* _Given records_
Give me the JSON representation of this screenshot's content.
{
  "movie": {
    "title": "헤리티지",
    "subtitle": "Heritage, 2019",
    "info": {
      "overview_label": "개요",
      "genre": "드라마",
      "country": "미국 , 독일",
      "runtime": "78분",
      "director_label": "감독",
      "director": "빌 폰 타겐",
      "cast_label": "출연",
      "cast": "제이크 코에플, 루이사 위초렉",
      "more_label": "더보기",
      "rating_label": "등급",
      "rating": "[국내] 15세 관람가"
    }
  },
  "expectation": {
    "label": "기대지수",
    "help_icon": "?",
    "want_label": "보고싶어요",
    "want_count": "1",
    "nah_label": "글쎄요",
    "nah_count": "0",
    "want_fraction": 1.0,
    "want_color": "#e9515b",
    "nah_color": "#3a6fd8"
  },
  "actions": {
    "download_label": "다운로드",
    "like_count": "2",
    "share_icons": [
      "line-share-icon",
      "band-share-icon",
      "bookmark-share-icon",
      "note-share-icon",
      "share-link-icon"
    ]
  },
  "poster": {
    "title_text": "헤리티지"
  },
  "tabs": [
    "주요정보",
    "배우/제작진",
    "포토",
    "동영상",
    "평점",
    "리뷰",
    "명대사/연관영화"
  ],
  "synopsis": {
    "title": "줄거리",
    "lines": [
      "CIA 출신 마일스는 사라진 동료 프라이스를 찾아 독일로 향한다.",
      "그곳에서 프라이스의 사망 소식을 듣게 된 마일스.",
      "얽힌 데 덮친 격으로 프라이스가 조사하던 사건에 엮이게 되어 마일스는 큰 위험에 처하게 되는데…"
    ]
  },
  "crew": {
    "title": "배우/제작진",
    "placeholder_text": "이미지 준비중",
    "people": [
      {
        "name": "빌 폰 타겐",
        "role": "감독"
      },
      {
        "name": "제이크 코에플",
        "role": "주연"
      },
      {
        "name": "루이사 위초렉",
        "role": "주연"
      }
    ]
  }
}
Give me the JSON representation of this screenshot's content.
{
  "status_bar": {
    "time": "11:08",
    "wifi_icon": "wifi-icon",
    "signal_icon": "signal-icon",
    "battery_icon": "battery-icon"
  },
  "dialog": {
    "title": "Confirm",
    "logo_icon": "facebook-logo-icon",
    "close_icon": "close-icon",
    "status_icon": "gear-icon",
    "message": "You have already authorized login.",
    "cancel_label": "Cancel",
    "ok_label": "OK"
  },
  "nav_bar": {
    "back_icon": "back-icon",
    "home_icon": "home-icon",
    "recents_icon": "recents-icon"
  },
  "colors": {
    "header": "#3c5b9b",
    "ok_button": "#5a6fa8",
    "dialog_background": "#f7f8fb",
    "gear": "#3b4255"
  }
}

* _Problem_
Give the records above again, word for word.

* _Solution_
Give me the JSON representation of this screenshot's content.
{
  "movie": {
    "title": "헤리티지",
    "subtitle": "Heritage, 2019",
    "info": {
      "overview_label": "개요",
      "genre": "드라마",
      "country": "미국 , 독일",
      "runtime": "78분",
      "director_label": "감독",
      "director": "빌 폰 타겐",
      "cast_label": "출연",
      "cast": "제이크 코에플, 루이사 위초렉",
      "more_label": "더보기",
      "rating_label": "등급",
      "rating": "[국내] 15세 관람가"
    }
  },
  "expectation": {
    "label": "기대지수",
    "help_icon": "?",
    "want_label": "보고싶어요",
    "want_count": "1",
    "nah_label": "글쎄요",
    "nah_count": "0",
    "want_fraction": 1.0,
    "want_color": "#e9515b",
    "nah_color": "#3a6fd8"
  },
  "actions": {
    "download_label": "다운로드",
    "like_count": "2",
    "share_icons": [
      "line-share-icon",
      "band-share-icon",
      "bookmark-share-icon",
      "note-share-icon",
      "share-link-icon"
    ]
  },
  "poster": {
    "title_text": "헤리티지"
  },
  "tabs": [
    "주요정보",
    "배우/제작진",
    "포토",
    "동영상",
    "평점",
    "리뷰",
    "명대사/연관영화"
  ],
  "synopsis": {
    "title": "줄거리",
    "lines": [
      "CIA 출신 마일스는 사라진 동료 프라이스를 찾아 독일로 향한다.",
      "그곳에서 프라이스의 사망 소식을 듣게 된 마일스.",
      "얽힌 데 덮친 격으로 프라이스가 조사하던 사건에 엮이게 되어 마일스는 큰 위험에 처하게 되는데…"
    ]
  },
  "crew": {
    "title": "배우/제작진",
    "placeholder_text": "이미지 준비중",
    "people": [
      {
        "name": "빌 폰 타겐",
        "role": "감독"
      },
      {
        "name": "제이크 코에플",
        "role": "주연"
      },
      {
        "name": "루이사 위초렉",
        "role": "주연"
      }
    ]
  }
}
Give me the JSON representation of this screenshot's content.
{
  "status_bar": {
    "time": "11:08",
    "wifi_icon": "wifi-icon",
    "signal_icon": "signal-icon",
    "battery_icon": "battery-icon"
  },
  "dialog": {
    "title": "Confirm",
    "logo_icon": "facebook-logo-icon",
    "close_icon": "close-icon",
    "status_icon": "gear-icon",
    "message": "You have already authorized login.",
    "cancel_label": "Cancel",
    "ok_label": "OK"
  },
  "nav_bar": {
    "back_icon": "back-icon",
    "home_icon": "home-icon",
    "recents_icon": "recents-icon"
  },
  "colors": {
    "header": "#3c5b9b",
    "ok_button": "#5a6fa8",
    "dialog_background": "#f7f8fb",
    "gear": "#3b4255"
  }
}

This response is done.